Task statement.
Output each entry that follows exactly. Images stay out.

Information supplied.
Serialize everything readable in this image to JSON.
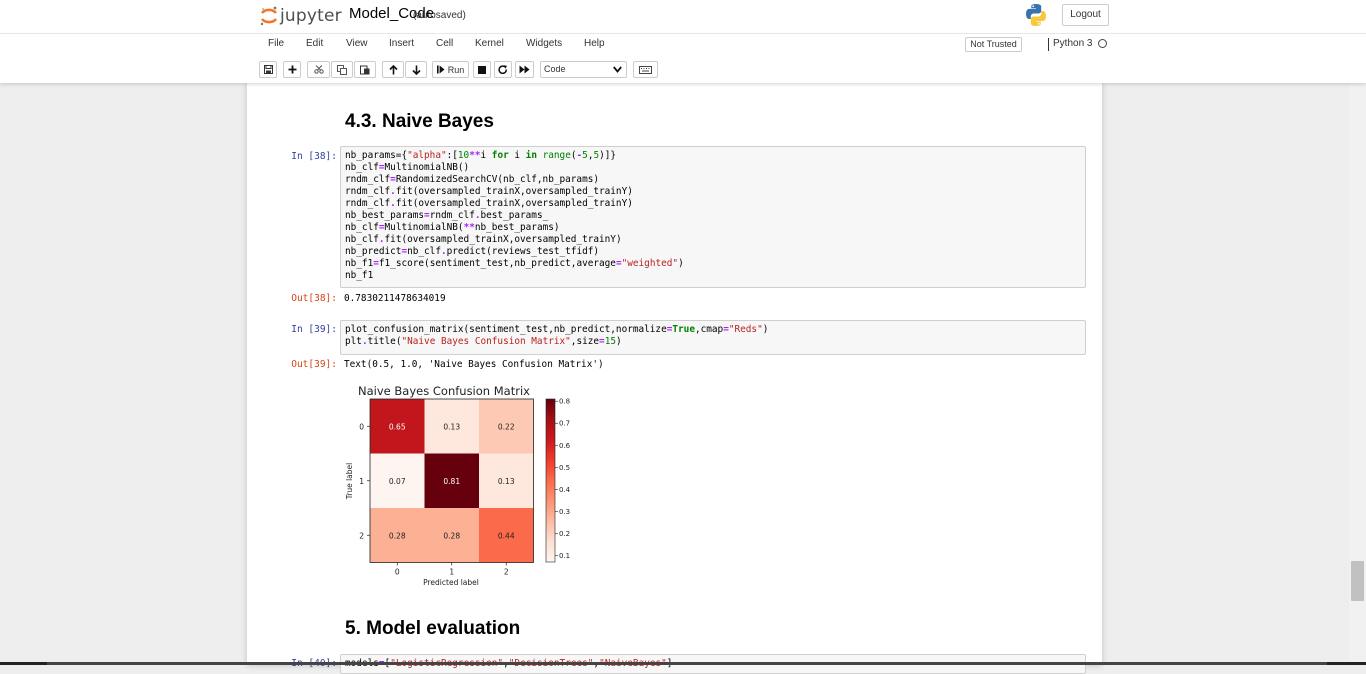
{
  "header": {
    "logo_text": "jupyter",
    "notebook_name": "Model_Code",
    "autosave_status": "(autosaved)",
    "logout_label": "Logout",
    "trust_label": "Not Trusted",
    "kernel_name": "Python 3"
  },
  "menu": {
    "items": [
      "File",
      "Edit",
      "View",
      "Insert",
      "Cell",
      "Kernel",
      "Widgets",
      "Help"
    ]
  },
  "toolbar": {
    "run_label": "Run",
    "cell_type": "Code",
    "icons": [
      "save-icon",
      "plus-icon",
      "cut-icon",
      "copy-icon",
      "paste-icon",
      "arrow-up-icon",
      "arrow-down-icon",
      "run-icon",
      "stop-icon",
      "restart-icon",
      "fast-forward-icon",
      "keyboard-icon"
    ]
  },
  "cells": {
    "heading_1": "4.3. Naive Bayes",
    "in_38": {
      "prompt": "In [38]:",
      "out_prompt": "Out[38]:",
      "output": "0.7830211478634019"
    },
    "in_39": {
      "prompt": "In [39]:",
      "out_prompt": "Out[39]:",
      "output": "Text(0.5, 1.0, 'Naive Bayes Confusion Matrix')"
    },
    "heading_2": "5. Model evaluation",
    "in_40": {
      "prompt": "In [40]:"
    }
  },
  "chart_data": {
    "type": "heatmap",
    "title": "Naive Bayes Confusion Matrix",
    "xlabel": "Predicted label",
    "ylabel": "True label",
    "x_categories": [
      "0",
      "1",
      "2"
    ],
    "y_categories": [
      "0",
      "1",
      "2"
    ],
    "values": [
      [
        0.65,
        0.13,
        0.22
      ],
      [
        0.07,
        0.81,
        0.13
      ],
      [
        0.28,
        0.28,
        0.44
      ]
    ],
    "colormap": "Reds",
    "colorbar_ticks": [
      "0.8",
      "0.7",
      "0.6",
      "0.5",
      "0.4",
      "0.3",
      "0.2",
      "0.1"
    ],
    "colorbar_range": [
      0.07,
      0.81
    ]
  }
}
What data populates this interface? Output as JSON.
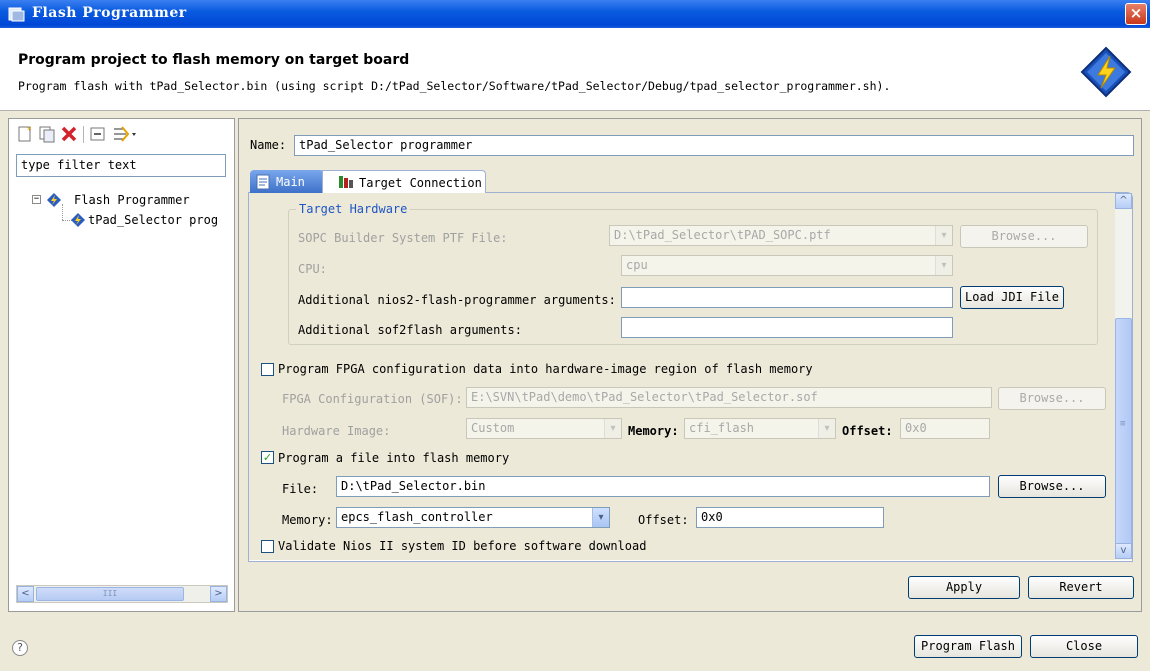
{
  "window": {
    "title": "Flash Programmer",
    "close_glyph": "×",
    "icon": "flash-programmer-icon"
  },
  "header": {
    "title": "Program project to flash memory on target board",
    "description": "Program flash with tPad_Selector.bin (using script D:/tPad_Selector/Software/tPad_Selector/Debug/tpad_selector_programmer.sh).",
    "icon": "lightning-chip-icon"
  },
  "left": {
    "toolbar": [
      "new-config-icon",
      "duplicate-icon",
      "delete-icon",
      "collapse-all-icon",
      "filter-icon"
    ],
    "filter_value": "type filter text",
    "tree": {
      "root": "Flash Programmer",
      "root_expander": "−",
      "child": "tPad_Selector prog"
    },
    "scroll_left": "<",
    "scroll_right": ">",
    "scroll_grip": "III"
  },
  "form": {
    "name_label": "Name:",
    "name_value": "tPad_Selector programmer",
    "tabs": [
      {
        "label": "Main",
        "icon": "main-tab-icon",
        "active": true
      },
      {
        "label": "Target Connection",
        "icon": "target-connection-icon",
        "active": false
      }
    ],
    "target_hardware": {
      "group_title": "Target Hardware",
      "ptf_label": "SOPC Builder System PTF File:",
      "ptf_value": "D:\\tPad_Selector\\tPAD_SOPC.ptf",
      "browse_label": "Browse...",
      "cpu_label": "CPU:",
      "cpu_value": "cpu",
      "flash_args_label": "Additional nios2-flash-programmer arguments:",
      "flash_args_value": "",
      "load_jdi_label": "Load JDI File",
      "sof2flash_label": "Additional sof2flash arguments:",
      "sof2flash_value": ""
    },
    "fpga": {
      "checkbox_label": "Program FPGA configuration data into hardware-image region of flash memory",
      "checked": false,
      "sof_label": "FPGA Configuration (SOF):",
      "sof_value": "E:\\SVN\\tPad\\demo\\tPad_Selector\\tPad_Selector.sof",
      "browse_label": "Browse...",
      "hw_image_label": "Hardware Image:",
      "hw_image_value": "Custom",
      "memory_label": "Memory:",
      "memory_value": "cfi_flash",
      "offset_label": "Offset:",
      "offset_value": "0x0"
    },
    "file_prog": {
      "checkbox_label": "Program a file into flash memory",
      "checked": true,
      "check_glyph": "✓",
      "file_label": "File:",
      "file_value": "D:\\tPad_Selector.bin",
      "browse_label": "Browse...",
      "memory_label": "Memory:",
      "memory_value": "epcs_flash_controller",
      "offset_label": "Offset:",
      "offset_value": "0x0"
    },
    "validate": {
      "checkbox_label": "Validate Nios II system ID before software download",
      "checked": false
    },
    "dropdown_glyph": "▾",
    "scroll_up": "^",
    "scroll_down": "v",
    "scroll_grip": "≡",
    "apply_label": "Apply",
    "revert_label": "Revert"
  },
  "footer": {
    "help_glyph": "?",
    "program_flash_label": "Program Flash",
    "close_label": "Close"
  },
  "colors": {
    "titlebar": "#0a5be0",
    "group_title": "#1f56c4",
    "window_bg": "#ece9d8"
  }
}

Solution.
Serialize everything readable in this image to JSON.
{
  "header": {
    "logo_text": "jupyter",
    "notebook_name": "Model_Code",
    "autosave_status": "(autosaved)",
    "logout_label": "Logout",
    "trust_label": "Not Trusted",
    "kernel_name": "Python 3"
  },
  "menu": {
    "items": [
      "File",
      "Edit",
      "View",
      "Insert",
      "Cell",
      "Kernel",
      "Widgets",
      "Help"
    ]
  },
  "toolbar": {
    "run_label": "Run",
    "cell_type": "Code",
    "icons": [
      "save-icon",
      "plus-icon",
      "cut-icon",
      "copy-icon",
      "paste-icon",
      "arrow-up-icon",
      "arrow-down-icon",
      "run-icon",
      "stop-icon",
      "restart-icon",
      "fast-forward-icon",
      "keyboard-icon"
    ]
  },
  "cells": {
    "heading_1": "4.3. Naive Bayes",
    "in_38": {
      "prompt": "In [38]:",
      "out_prompt": "Out[38]:",
      "output": "0.7830211478634019"
    },
    "in_39": {
      "prompt": "In [39]:",
      "out_prompt": "Out[39]:",
      "output": "Text(0.5, 1.0, 'Naive Bayes Confusion Matrix')"
    },
    "heading_2": "5. Model evaluation",
    "in_40": {
      "prompt": "In [40]:"
    }
  },
  "chart_data": {
    "type": "heatmap",
    "title": "Naive Bayes Confusion Matrix",
    "xlabel": "Predicted label",
    "ylabel": "True label",
    "x_categories": [
      "0",
      "1",
      "2"
    ],
    "y_categories": [
      "0",
      "1",
      "2"
    ],
    "values": [
      [
        0.65,
        0.13,
        0.22
      ],
      [
        0.07,
        0.81,
        0.13
      ],
      [
        0.28,
        0.28,
        0.44
      ]
    ],
    "colormap": "Reds",
    "colorbar_ticks": [
      "0.8",
      "0.7",
      "0.6",
      "0.5",
      "0.4",
      "0.3",
      "0.2",
      "0.1"
    ],
    "colorbar_range": [
      0.07,
      0.81
    ]
  }
}
What data populates this interface? Output as JSON.
{
  "window": {
    "title": "Flash Programmer",
    "close_glyph": "×",
    "icon": "flash-programmer-icon"
  },
  "header": {
    "title": "Program project to flash memory on target board",
    "description": "Program flash with tPad_Selector.bin (using script D:/tPad_Selector/Software/tPad_Selector/Debug/tpad_selector_programmer.sh).",
    "icon": "lightning-chip-icon"
  },
  "left": {
    "toolbar": [
      "new-config-icon",
      "duplicate-icon",
      "delete-icon",
      "collapse-all-icon",
      "filter-icon"
    ],
    "filter_value": "type filter text",
    "tree": {
      "root": "Flash Programmer",
      "root_expander": "−",
      "child": "tPad_Selector prog"
    },
    "scroll_left": "<",
    "scroll_right": ">",
    "scroll_grip": "III"
  },
  "form": {
    "name_label": "Name:",
    "name_value": "tPad_Selector programmer",
    "tabs": [
      {
        "label": "Main",
        "icon": "main-tab-icon",
        "active": true
      },
      {
        "label": "Target Connection",
        "icon": "target-connection-icon",
        "active": false
      }
    ],
    "target_hardware": {
      "group_title": "Target Hardware",
      "ptf_label": "SOPC Builder System PTF File:",
      "ptf_value": "D:\\tPad_Selector\\tPAD_SOPC.ptf",
      "browse_label": "Browse...",
      "cpu_label": "CPU:",
      "cpu_value": "cpu",
      "flash_args_label": "Additional nios2-flash-programmer arguments:",
      "flash_args_value": "",
      "load_jdi_label": "Load JDI File",
      "sof2flash_label": "Additional sof2flash arguments:",
      "sof2flash_value": ""
    },
    "fpga": {
      "checkbox_label": "Program FPGA configuration data into hardware-image region of flash memory",
      "checked": false,
      "sof_label": "FPGA Configuration (SOF):",
      "sof_value": "E:\\SVN\\tPad\\demo\\tPad_Selector\\tPad_Selector.sof",
      "browse_label": "Browse...",
      "hw_image_label": "Hardware Image:",
      "hw_image_value": "Custom",
      "memory_label": "Memory:",
      "memory_value": "cfi_flash",
      "offset_label": "Offset:",
      "offset_value": "0x0"
    },
    "file_prog": {
      "checkbox_label": "Program a file into flash memory",
      "checked": true,
      "check_glyph": "✓",
      "file_label": "File:",
      "file_value": "D:\\tPad_Selector.bin",
      "browse_label": "Browse...",
      "memory_label": "Memory:",
      "memory_value": "epcs_flash_controller",
      "offset_label": "Offset:",
      "offset_value": "0x0"
    },
    "validate": {
      "checkbox_label": "Validate Nios II system ID before software download",
      "checked": false
    },
    "dropdown_glyph": "▾",
    "scroll_up": "^",
    "scroll_down": "v",
    "scroll_grip": "≡",
    "apply_label": "Apply",
    "revert_label": "Revert"
  },
  "footer": {
    "help_glyph": "?",
    "program_flash_label": "Program Flash",
    "close_label": "Close"
  },
  "colors": {
    "titlebar": "#0a5be0",
    "group_title": "#1f56c4",
    "window_bg": "#ece9d8"
  }
}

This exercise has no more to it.